» **Given exercise**
All records must be quoted exactly. Omit the pictures.

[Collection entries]
*****

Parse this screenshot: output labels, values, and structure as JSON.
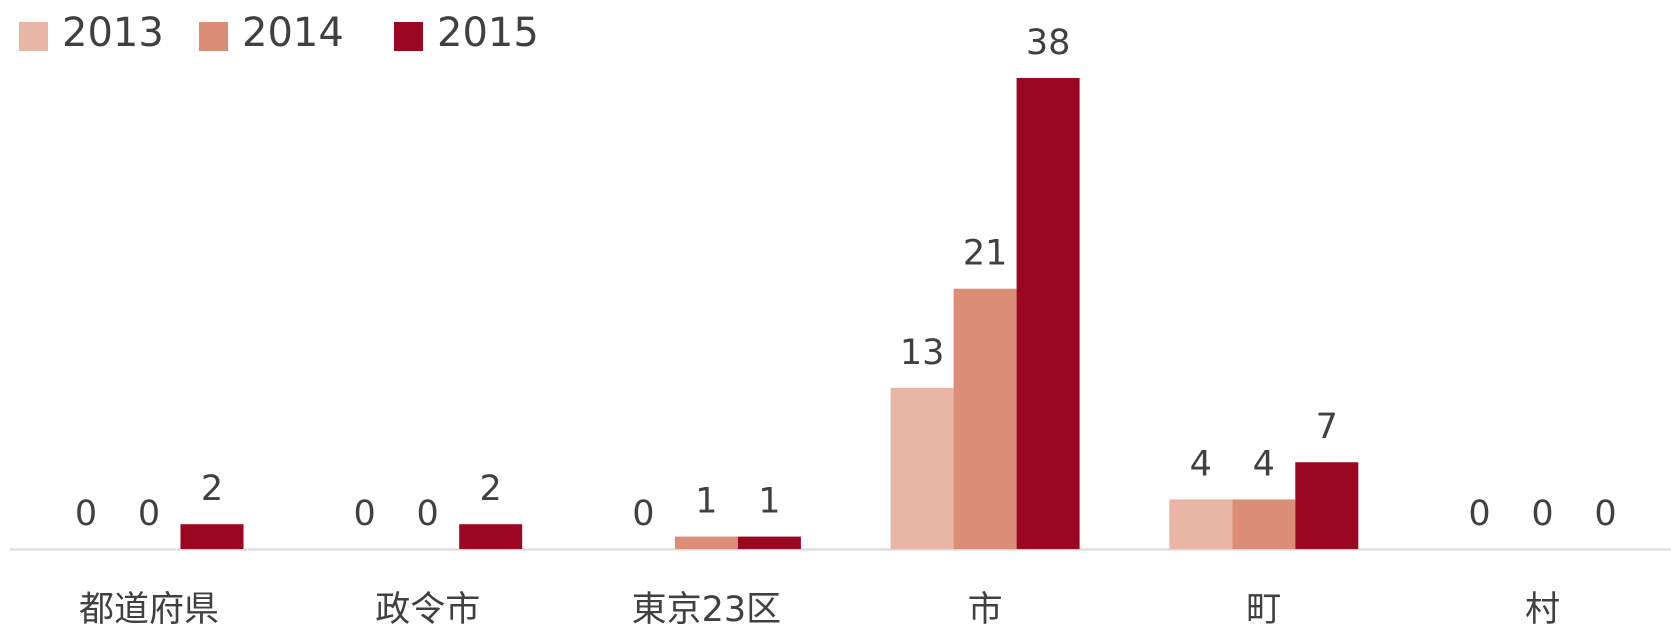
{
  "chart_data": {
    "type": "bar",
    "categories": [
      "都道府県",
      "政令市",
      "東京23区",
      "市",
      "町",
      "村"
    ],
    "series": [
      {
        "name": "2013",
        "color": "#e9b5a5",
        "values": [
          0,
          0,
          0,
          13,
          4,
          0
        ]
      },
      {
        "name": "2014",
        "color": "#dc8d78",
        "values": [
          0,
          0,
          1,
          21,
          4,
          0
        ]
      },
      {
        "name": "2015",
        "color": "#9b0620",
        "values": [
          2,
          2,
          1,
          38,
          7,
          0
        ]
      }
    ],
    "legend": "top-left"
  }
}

*****

» **The solution**
Parse this screenshot: output labels, values, and structure as JSON.
{
  "chart_data": {
    "type": "bar",
    "categories": [
      "都道府県",
      "政令市",
      "東京23区",
      "市",
      "町",
      "村"
    ],
    "series": [
      {
        "name": "2013",
        "color": "#e9b5a5",
        "values": [
          0,
          0,
          0,
          13,
          4,
          0
        ]
      },
      {
        "name": "2014",
        "color": "#dc8d78",
        "values": [
          0,
          0,
          1,
          21,
          4,
          0
        ]
      },
      {
        "name": "2015",
        "color": "#9b0620",
        "values": [
          2,
          2,
          1,
          38,
          7,
          0
        ]
      }
    ],
    "legend": "top-left"
  }
}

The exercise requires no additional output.